What you are asked to do | Pull out every line from the listing that has the word "Delegati".

Extracted records |
━━━
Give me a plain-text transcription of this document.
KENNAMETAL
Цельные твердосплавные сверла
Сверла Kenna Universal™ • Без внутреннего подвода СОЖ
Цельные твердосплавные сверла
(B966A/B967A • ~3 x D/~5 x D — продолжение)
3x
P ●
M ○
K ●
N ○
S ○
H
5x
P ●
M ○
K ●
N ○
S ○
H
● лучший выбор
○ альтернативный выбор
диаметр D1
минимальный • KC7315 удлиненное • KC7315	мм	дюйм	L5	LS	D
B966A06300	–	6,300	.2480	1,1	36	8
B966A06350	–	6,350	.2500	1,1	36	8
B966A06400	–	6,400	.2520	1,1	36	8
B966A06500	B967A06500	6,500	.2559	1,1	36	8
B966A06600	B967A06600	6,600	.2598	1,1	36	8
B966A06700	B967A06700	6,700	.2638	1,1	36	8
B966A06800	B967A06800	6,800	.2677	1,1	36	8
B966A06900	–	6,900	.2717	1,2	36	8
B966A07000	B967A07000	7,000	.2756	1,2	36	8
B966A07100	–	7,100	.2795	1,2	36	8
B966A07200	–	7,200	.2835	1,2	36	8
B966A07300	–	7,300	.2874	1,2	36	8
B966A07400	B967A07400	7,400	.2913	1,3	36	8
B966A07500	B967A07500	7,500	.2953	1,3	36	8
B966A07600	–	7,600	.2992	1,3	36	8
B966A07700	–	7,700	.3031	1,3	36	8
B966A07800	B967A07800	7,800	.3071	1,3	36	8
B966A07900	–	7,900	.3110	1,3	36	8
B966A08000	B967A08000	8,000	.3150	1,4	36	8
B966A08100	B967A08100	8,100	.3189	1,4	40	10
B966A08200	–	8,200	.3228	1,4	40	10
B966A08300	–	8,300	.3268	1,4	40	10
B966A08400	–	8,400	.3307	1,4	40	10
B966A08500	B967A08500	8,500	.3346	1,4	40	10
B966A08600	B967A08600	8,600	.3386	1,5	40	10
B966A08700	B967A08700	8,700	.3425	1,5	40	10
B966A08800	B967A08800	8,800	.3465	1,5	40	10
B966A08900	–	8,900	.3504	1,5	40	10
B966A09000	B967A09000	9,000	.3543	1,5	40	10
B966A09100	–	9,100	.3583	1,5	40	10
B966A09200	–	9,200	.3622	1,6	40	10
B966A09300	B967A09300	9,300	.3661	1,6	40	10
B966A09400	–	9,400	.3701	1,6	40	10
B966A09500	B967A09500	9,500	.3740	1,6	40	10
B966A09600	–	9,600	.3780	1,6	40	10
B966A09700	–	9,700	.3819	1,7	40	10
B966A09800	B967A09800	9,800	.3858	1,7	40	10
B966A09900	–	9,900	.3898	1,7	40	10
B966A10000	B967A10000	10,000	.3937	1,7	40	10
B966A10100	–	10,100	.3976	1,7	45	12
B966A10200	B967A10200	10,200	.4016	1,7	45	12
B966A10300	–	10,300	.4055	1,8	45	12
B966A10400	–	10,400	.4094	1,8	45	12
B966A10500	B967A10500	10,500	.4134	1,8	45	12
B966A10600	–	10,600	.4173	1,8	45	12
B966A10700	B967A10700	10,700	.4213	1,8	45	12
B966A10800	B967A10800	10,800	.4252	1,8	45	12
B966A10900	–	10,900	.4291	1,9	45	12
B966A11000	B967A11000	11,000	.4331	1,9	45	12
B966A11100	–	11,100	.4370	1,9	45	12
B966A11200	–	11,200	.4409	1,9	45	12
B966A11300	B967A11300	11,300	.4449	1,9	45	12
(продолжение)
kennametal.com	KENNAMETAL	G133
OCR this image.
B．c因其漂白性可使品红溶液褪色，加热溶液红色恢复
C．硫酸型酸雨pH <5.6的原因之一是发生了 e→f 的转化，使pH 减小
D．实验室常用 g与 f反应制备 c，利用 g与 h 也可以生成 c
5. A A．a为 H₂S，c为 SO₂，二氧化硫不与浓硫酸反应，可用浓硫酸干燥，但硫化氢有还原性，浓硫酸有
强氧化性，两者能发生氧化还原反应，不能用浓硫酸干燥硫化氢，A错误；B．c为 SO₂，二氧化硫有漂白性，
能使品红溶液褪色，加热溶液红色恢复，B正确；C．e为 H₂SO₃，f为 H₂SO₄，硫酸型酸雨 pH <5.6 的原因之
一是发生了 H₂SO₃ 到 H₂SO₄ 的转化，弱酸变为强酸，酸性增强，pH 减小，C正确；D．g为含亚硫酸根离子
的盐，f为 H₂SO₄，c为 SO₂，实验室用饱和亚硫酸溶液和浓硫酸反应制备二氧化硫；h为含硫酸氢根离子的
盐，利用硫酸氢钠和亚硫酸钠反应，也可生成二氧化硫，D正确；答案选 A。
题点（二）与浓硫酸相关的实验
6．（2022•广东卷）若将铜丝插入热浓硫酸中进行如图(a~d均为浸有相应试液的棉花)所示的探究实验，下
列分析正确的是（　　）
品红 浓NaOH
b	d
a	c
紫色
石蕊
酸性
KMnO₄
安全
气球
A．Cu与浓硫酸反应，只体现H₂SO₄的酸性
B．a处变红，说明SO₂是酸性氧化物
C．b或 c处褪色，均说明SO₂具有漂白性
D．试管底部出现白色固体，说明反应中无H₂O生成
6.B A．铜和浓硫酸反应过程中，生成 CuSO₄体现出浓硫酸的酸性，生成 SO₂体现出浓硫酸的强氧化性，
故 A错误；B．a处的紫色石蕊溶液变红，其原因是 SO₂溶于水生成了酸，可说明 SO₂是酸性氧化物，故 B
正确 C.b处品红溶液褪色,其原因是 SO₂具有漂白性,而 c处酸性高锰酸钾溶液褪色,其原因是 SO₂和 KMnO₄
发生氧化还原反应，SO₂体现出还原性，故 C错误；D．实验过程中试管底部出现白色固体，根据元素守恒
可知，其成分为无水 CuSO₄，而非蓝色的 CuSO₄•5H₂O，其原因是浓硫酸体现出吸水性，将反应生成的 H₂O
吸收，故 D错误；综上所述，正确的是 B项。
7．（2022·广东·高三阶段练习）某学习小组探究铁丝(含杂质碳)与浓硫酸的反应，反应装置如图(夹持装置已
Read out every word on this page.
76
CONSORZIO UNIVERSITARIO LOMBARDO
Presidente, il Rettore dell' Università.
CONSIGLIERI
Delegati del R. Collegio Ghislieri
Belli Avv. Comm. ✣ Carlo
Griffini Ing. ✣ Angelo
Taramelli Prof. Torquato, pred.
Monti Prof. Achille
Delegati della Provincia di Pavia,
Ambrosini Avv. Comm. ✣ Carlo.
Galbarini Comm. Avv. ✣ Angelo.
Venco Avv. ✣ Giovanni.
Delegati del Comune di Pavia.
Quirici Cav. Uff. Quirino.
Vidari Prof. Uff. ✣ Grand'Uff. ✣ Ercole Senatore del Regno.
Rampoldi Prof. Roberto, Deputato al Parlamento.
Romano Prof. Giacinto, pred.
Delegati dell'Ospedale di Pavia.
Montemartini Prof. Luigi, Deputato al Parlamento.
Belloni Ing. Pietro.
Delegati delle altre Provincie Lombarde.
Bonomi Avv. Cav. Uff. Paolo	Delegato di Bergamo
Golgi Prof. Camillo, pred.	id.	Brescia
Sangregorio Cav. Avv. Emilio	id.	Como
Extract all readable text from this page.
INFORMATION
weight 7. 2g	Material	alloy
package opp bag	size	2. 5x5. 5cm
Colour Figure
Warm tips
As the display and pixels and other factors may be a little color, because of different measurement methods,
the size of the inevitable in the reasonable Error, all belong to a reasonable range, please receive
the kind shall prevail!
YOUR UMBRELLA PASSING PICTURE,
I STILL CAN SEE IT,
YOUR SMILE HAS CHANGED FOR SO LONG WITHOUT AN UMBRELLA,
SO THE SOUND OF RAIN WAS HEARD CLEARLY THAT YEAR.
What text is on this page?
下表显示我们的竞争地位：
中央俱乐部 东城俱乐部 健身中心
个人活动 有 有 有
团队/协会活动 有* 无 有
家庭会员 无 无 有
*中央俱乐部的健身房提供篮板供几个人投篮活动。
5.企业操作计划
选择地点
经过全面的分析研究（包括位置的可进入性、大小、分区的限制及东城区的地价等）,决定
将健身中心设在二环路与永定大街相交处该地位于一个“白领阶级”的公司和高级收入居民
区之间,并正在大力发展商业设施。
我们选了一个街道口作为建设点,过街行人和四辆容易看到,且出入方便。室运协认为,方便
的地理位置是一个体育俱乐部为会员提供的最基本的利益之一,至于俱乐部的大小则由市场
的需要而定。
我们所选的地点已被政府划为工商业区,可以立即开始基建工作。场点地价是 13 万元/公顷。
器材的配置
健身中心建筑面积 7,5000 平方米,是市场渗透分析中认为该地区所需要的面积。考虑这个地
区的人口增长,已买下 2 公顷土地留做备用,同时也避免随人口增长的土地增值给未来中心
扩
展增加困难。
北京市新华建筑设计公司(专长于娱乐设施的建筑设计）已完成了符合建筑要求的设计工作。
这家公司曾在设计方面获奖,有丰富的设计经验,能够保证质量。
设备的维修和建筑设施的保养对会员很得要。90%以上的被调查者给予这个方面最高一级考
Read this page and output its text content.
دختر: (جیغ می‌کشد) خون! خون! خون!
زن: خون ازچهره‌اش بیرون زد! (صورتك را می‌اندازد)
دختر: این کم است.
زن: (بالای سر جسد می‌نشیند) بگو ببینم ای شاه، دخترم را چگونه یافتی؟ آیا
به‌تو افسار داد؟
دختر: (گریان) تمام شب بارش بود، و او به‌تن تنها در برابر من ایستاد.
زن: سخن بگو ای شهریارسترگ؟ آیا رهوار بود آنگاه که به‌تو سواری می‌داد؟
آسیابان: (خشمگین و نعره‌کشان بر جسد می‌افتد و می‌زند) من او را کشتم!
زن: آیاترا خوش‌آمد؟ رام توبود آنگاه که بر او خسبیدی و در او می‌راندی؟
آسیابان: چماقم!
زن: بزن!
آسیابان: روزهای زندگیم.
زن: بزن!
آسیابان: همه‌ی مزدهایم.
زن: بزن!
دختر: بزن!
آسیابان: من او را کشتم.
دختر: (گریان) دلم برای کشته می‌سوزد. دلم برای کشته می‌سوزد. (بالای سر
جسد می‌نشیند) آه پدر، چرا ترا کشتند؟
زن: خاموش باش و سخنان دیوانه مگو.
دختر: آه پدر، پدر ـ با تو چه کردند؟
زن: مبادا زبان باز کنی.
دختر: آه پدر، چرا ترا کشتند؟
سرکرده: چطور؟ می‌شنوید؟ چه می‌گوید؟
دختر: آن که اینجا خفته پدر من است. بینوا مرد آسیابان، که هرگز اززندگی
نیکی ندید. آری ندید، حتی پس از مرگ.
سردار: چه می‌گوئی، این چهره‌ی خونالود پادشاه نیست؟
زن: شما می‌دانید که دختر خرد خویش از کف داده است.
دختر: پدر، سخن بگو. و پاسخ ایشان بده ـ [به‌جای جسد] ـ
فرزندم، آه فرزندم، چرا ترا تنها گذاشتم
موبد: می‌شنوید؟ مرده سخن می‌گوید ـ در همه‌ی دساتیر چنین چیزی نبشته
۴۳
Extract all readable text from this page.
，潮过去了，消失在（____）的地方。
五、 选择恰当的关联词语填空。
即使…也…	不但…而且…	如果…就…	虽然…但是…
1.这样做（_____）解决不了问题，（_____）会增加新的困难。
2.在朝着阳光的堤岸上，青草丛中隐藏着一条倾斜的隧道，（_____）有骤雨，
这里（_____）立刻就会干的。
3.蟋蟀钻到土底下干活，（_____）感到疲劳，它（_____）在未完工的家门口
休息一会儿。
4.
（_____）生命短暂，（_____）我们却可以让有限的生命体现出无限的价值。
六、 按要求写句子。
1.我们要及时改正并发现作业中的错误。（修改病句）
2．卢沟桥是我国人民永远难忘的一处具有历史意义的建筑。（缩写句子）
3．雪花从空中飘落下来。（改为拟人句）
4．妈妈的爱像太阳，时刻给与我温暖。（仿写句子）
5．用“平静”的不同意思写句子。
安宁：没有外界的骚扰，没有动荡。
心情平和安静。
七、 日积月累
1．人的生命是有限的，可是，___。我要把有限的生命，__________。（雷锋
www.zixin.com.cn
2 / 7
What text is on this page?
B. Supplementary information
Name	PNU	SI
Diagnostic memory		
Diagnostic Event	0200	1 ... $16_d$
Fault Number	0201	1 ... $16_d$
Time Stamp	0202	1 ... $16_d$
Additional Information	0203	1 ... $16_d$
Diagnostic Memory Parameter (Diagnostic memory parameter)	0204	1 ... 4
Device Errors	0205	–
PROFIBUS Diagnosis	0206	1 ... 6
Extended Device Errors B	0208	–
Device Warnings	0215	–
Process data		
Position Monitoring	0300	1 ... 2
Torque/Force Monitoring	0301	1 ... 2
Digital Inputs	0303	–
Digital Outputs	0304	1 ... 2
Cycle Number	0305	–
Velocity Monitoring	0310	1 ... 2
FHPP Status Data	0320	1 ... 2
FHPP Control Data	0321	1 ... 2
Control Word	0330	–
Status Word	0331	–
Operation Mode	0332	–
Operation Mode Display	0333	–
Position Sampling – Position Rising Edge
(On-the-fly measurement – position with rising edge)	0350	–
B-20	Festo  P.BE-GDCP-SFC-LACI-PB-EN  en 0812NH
━━━
Complete output |
Delegati del R. Collegio Ghislieri
Delegati della Provincia di Pavia,
Delegati del Comune di Pavia.
Delegati dell'Ospedale di Pavia.
Delegati delle altre Provincie Lombarde.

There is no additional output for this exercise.